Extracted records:

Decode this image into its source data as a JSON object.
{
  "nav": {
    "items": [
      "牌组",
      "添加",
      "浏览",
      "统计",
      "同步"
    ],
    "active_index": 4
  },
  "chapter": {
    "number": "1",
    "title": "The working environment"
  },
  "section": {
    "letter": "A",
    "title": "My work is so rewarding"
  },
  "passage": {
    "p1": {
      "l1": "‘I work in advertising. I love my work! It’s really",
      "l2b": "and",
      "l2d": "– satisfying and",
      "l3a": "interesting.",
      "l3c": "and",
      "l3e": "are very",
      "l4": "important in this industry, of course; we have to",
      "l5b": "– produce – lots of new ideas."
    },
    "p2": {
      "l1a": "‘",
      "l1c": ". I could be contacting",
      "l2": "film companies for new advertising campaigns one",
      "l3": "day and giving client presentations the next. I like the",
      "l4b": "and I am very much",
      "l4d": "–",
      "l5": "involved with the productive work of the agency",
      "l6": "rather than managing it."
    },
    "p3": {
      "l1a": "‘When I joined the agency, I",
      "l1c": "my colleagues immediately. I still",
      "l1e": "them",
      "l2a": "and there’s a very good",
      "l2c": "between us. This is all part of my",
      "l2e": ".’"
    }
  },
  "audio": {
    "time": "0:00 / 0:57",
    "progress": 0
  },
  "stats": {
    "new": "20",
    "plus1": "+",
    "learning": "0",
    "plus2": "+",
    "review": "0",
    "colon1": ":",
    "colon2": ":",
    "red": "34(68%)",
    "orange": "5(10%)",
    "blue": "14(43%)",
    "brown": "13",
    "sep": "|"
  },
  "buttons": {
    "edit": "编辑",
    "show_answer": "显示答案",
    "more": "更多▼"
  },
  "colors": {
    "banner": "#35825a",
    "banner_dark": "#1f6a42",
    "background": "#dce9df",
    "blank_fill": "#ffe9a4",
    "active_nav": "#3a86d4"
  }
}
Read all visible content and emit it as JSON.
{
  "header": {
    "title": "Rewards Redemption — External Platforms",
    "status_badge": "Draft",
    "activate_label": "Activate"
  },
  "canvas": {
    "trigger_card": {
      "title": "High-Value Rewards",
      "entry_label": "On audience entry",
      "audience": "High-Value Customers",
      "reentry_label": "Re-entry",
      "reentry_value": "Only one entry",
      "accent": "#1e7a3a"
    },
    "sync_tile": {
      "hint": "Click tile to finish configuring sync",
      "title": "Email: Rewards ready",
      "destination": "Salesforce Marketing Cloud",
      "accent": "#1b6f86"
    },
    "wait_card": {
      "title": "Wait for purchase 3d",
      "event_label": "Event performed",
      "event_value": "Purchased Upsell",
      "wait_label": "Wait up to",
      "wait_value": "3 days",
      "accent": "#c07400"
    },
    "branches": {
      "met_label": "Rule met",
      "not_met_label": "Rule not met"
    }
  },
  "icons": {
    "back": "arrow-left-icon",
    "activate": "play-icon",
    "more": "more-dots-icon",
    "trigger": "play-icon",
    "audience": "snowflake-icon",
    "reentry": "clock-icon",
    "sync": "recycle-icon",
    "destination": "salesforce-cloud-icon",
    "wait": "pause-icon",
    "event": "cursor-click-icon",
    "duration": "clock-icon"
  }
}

TASK REQUIREMENTS: Your task is to repeat each line of the material exactly.

RESPONSE:
Decode this image into its source data as a JSON object.
{
  "nav": {
    "items": [
      "牌组",
      "添加",
      "浏览",
      "统计",
      "同步"
    ],
    "active_index": 4
  },
  "chapter": {
    "number": "1",
    "title": "The working environment"
  },
  "section": {
    "letter": "A",
    "title": "My work is so rewarding"
  },
  "passage": {
    "p1": {
      "l1": "‘I work in advertising. I love my work! It’s really",
      "l2b": "and",
      "l2d": "– satisfying and",
      "l3a": "interesting.",
      "l3c": "and",
      "l3e": "are very",
      "l4": "important in this industry, of course; we have to",
      "l5b": "– produce – lots of new ideas."
    },
    "p2": {
      "l1a": "‘",
      "l1c": ". I could be contacting",
      "l2": "film companies for new advertising campaigns one",
      "l3": "day and giving client presentations the next. I like the",
      "l4b": "and I am very much",
      "l4d": "–",
      "l5": "involved with the productive work of the agency",
      "l6": "rather than managing it."
    },
    "p3": {
      "l1a": "‘When I joined the agency, I",
      "l1c": "my colleagues immediately. I still",
      "l1e": "them",
      "l2a": "and there’s a very good",
      "l2c": "between us. This is all part of my",
      "l2e": ".’"
    }
  },
  "audio": {
    "time": "0:00 / 0:57",
    "progress": 0
  },
  "stats": {
    "new": "20",
    "plus1": "+",
    "learning": "0",
    "plus2": "+",
    "review": "0",
    "colon1": ":",
    "colon2": ":",
    "red": "34(68%)",
    "orange": "5(10%)",
    "blue": "14(43%)",
    "brown": "13",
    "sep": "|"
  },
  "buttons": {
    "edit": "编辑",
    "show_answer": "显示答案",
    "more": "更多▼"
  },
  "colors": {
    "banner": "#35825a",
    "banner_dark": "#1f6a42",
    "background": "#dce9df",
    "blank_fill": "#ffe9a4",
    "active_nav": "#3a86d4"
  }
}
Read all visible content and emit it as JSON.
{
  "header": {
    "title": "Rewards Redemption — External Platforms",
    "status_badge": "Draft",
    "activate_label": "Activate"
  },
  "canvas": {
    "trigger_card": {
      "title": "High-Value Rewards",
      "entry_label": "On audience entry",
      "audience": "High-Value Customers",
      "reentry_label": "Re-entry",
      "reentry_value": "Only one entry",
      "accent": "#1e7a3a"
    },
    "sync_tile": {
      "hint": "Click tile to finish configuring sync",
      "title": "Email: Rewards ready",
      "destination": "Salesforce Marketing Cloud",
      "accent": "#1b6f86"
    },
    "wait_card": {
      "title": "Wait for purchase 3d",
      "event_label": "Event performed",
      "event_value": "Purchased Upsell",
      "wait_label": "Wait up to",
      "wait_value": "3 days",
      "accent": "#c07400"
    },
    "branches": {
      "met_label": "Rule met",
      "not_met_label": "Rule not met"
    }
  },
  "icons": {
    "back": "arrow-left-icon",
    "activate": "play-icon",
    "more": "more-dots-icon",
    "trigger": "play-icon",
    "audience": "snowflake-icon",
    "reentry": "clock-icon",
    "sync": "recycle-icon",
    "destination": "salesforce-cloud-icon",
    "wait": "pause-icon",
    "event": "cursor-click-icon",
    "duration": "clock-icon"
  }
}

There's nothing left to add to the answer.